*Tâches à réaliser*
#1 D'après l'extrait sur l'aide à domicile, pourquoi une association intervenant en mode mandataire doit-elle faire preuve de vigilance ? Répondez en une à trois phrases.
#2 Poursuivez l'extrait sur l'aide à domicile à partir de sa dernière phrase.

··· Extrait du texte ···

Service mandataire, attention à la requalification comme employeur !

Publié par Sébastien CHARRIÈRE le 04/11/2010 | Lu 10012 fois | 0 réaction

Les structures de l'aide à domicile interviennent soit en mode prestataire, dans ce cas l'intervenante est salariée de celles-ci, soit en mode mandataire, dans ce cas l'intervenante est salariée du particulier et la structure n'a mandat que de s'occuper du recrutement et de l'élaboration des documents sociaux se rapportant à cet emploi. En pratique, la frontière est souvent mince et une décision du 30 juin 2010 montre à quel point le couperet peut facilement tomber sur l'association qui manque de vigilance en la matière.

··· Données fournies ···

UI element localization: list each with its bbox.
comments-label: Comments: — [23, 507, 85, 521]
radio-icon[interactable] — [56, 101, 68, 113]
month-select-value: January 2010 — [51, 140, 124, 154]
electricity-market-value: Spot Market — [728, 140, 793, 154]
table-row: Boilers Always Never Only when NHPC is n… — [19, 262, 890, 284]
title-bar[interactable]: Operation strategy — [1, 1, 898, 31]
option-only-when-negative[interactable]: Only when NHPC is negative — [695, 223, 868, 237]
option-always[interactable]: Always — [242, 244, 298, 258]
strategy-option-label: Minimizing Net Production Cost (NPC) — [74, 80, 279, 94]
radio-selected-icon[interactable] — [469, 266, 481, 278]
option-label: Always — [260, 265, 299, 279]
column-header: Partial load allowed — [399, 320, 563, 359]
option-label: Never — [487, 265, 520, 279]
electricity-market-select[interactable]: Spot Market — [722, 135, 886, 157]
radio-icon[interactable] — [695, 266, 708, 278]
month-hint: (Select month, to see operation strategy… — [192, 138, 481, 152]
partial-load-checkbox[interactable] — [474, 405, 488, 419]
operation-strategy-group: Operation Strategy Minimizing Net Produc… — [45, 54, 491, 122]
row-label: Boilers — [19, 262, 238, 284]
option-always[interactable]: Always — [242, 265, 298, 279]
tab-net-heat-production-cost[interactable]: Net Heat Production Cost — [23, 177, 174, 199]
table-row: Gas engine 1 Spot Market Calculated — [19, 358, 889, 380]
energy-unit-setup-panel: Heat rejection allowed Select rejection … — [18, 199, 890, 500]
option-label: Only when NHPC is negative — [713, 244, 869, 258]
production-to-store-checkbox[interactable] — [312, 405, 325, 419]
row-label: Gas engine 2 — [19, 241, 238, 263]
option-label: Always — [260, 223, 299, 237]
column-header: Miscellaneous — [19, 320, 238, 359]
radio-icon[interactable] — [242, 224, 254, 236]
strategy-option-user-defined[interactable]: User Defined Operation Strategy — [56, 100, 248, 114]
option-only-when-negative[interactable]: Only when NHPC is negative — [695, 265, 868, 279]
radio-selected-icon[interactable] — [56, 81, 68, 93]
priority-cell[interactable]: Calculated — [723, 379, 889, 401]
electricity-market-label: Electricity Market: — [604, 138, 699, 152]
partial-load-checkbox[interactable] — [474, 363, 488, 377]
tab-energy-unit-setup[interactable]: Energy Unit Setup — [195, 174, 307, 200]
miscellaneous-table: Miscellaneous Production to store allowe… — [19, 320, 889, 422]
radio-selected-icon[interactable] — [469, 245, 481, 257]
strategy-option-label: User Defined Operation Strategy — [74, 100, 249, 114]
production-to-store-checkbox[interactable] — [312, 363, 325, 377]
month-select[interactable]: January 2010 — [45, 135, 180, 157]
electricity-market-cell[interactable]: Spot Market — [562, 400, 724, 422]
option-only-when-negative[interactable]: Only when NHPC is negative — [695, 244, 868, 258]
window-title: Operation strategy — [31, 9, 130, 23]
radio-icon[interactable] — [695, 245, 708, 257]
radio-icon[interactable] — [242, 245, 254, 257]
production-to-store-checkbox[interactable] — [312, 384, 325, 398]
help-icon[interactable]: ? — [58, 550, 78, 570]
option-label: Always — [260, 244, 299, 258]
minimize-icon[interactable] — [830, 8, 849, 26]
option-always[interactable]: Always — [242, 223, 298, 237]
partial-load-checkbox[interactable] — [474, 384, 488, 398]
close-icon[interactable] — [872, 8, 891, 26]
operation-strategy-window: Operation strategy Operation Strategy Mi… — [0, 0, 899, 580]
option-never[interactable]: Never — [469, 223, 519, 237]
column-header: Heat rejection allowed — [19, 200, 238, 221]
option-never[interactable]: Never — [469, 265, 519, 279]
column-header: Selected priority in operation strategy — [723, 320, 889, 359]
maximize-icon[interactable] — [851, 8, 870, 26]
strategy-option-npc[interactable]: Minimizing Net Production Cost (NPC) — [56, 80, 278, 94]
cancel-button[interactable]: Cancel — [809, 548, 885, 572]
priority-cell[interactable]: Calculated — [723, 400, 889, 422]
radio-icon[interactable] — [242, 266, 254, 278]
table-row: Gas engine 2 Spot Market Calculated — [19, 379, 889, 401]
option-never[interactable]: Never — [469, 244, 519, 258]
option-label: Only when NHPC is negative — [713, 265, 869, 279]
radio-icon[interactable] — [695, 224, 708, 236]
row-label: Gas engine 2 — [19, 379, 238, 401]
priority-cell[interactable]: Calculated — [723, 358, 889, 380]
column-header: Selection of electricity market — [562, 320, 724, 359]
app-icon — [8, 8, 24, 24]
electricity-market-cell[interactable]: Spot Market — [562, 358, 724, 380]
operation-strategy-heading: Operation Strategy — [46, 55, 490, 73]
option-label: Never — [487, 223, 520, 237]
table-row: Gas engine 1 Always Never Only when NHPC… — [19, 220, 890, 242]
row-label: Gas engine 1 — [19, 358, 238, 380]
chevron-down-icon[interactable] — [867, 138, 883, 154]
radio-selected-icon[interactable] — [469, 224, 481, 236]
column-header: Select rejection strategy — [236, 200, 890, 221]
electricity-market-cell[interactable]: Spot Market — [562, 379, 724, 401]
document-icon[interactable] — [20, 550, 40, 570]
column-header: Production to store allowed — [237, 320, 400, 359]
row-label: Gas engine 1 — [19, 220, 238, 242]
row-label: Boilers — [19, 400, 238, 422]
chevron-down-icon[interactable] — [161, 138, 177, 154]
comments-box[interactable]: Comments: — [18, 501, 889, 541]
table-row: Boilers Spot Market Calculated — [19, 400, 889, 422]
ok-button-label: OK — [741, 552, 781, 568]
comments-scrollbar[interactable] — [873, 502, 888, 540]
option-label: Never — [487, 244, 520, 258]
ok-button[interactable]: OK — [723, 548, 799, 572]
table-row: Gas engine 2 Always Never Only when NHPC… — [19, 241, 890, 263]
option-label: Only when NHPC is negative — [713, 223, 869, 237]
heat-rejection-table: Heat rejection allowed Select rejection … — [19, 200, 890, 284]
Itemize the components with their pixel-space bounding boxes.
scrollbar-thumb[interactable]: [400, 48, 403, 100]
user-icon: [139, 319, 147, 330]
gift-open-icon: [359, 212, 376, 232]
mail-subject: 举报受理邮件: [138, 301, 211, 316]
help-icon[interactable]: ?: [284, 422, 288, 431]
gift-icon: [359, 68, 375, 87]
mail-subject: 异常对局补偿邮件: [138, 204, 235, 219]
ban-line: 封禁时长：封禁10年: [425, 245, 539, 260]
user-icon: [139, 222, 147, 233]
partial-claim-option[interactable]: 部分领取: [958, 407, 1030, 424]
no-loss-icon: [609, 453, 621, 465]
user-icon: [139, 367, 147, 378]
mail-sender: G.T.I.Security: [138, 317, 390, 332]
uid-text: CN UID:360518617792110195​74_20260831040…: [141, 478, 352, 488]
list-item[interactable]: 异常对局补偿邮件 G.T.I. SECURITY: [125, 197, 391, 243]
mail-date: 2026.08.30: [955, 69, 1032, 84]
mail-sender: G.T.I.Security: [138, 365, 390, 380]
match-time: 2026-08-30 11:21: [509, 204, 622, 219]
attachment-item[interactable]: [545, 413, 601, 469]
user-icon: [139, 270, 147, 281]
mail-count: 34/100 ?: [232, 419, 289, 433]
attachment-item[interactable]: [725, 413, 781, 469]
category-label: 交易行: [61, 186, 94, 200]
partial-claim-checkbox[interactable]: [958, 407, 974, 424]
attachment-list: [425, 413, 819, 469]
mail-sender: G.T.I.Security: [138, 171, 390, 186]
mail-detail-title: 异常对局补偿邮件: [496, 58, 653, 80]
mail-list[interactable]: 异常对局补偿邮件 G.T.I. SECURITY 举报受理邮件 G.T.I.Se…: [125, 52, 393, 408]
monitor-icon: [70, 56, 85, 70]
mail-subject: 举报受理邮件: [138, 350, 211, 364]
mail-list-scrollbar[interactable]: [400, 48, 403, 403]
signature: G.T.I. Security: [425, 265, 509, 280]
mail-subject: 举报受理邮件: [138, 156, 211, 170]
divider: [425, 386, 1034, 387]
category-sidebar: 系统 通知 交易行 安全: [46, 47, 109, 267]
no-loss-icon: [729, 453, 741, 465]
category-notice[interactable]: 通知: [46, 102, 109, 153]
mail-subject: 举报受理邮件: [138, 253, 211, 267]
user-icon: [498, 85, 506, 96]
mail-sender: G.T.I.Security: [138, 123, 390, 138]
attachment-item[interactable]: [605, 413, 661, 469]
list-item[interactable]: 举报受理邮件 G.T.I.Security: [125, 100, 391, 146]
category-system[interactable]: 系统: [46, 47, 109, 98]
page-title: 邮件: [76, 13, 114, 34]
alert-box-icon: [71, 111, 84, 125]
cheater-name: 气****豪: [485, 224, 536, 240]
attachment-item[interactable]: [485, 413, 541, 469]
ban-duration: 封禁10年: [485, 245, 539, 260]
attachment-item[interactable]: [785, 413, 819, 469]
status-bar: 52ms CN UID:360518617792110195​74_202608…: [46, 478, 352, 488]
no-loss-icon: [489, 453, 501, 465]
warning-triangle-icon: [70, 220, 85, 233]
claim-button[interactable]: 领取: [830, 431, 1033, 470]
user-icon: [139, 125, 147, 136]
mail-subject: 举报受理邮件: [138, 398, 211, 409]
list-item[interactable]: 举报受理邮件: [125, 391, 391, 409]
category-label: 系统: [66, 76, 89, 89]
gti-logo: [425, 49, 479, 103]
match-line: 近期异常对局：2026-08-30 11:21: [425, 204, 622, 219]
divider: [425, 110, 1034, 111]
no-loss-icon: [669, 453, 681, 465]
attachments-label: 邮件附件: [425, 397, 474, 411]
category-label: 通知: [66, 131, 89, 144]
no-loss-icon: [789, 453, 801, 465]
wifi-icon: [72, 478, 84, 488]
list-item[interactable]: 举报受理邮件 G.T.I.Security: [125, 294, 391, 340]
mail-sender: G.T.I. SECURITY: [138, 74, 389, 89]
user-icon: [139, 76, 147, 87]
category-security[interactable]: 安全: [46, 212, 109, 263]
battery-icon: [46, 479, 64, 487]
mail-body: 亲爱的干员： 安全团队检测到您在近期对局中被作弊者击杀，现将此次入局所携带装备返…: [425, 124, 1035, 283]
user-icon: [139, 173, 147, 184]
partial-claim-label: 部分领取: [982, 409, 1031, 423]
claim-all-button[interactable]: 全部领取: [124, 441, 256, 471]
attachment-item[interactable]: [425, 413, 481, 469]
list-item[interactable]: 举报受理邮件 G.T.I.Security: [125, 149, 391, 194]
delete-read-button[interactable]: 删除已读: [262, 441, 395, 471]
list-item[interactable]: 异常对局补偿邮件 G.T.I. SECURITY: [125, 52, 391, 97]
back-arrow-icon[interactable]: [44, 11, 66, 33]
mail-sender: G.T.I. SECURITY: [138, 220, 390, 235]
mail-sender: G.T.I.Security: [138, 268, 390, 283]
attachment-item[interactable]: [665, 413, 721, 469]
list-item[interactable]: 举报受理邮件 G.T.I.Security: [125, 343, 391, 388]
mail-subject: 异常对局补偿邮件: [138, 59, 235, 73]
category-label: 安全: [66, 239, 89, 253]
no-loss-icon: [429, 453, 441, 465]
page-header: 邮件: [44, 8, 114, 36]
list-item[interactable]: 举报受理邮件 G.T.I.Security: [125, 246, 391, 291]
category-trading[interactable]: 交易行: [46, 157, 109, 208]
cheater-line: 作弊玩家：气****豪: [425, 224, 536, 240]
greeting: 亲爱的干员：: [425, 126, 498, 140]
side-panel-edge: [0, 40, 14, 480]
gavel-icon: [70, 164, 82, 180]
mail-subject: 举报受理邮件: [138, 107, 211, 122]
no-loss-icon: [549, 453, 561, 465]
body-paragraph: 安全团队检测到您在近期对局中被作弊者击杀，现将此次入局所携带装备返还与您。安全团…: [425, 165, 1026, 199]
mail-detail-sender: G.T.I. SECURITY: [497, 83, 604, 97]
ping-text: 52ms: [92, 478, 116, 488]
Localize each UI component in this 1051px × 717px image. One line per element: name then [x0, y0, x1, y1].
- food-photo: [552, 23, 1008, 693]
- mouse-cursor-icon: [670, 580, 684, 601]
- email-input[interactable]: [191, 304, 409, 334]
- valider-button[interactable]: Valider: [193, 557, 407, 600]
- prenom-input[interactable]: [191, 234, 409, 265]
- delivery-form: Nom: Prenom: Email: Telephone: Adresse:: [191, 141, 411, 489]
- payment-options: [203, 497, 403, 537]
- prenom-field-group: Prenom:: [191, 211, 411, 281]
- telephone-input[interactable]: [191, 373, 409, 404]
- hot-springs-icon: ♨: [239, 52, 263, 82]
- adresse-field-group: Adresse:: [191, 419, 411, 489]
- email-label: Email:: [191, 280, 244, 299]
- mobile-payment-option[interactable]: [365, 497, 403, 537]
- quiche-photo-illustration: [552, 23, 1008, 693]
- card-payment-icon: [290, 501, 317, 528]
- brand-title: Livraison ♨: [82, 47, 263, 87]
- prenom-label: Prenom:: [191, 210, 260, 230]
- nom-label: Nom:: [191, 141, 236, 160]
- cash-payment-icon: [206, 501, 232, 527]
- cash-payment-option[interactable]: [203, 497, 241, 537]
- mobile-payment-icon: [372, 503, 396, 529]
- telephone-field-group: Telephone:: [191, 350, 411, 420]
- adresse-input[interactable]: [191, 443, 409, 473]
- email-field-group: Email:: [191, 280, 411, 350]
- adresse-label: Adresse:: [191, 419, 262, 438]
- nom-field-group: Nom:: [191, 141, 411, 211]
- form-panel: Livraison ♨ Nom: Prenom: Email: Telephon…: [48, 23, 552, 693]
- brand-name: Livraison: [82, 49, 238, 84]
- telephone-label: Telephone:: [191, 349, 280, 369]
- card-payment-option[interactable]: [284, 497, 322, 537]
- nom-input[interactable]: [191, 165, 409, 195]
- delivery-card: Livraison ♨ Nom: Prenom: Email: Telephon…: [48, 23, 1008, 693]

···

*Réponses dans l'ordre*
#1 En pratique, la frontière entre le mode mandataire et le mode prestataire est souvent mince. Une décision du 30 juin 2010 montre que le couperet peut facilement tomber sur l'association qui manque de vigilance, c'est-à-dire qu'elle peut être requalifiée comme employeur.

#2
Je ne vais pas vous le cacher, j'ai quelques réticences au sujet du mode mandataire. Déformation professionnelle oblige, je connais toute la difficulté que peut poser ce mode tant pour le particulier employeur qui imagine rarement le moment où il souhaitera se séparer de son employé (procédure de licenciement avec ses formalités, sa justification et son indemnité mais aussi remplacement du salarié par un CDD) que pour la structure qui, si elle n'est pas vigilante, risque d'être considérée juridiquement comme étant l'employeur. Toutefois, lorsque les choses sont bien faites et que le particulier choisi ce mode en connaissance de cause, il est vrai que cela lui laisse plus de souplesse et de main mise sur les interventions tout en étant accompagné par des professionnels.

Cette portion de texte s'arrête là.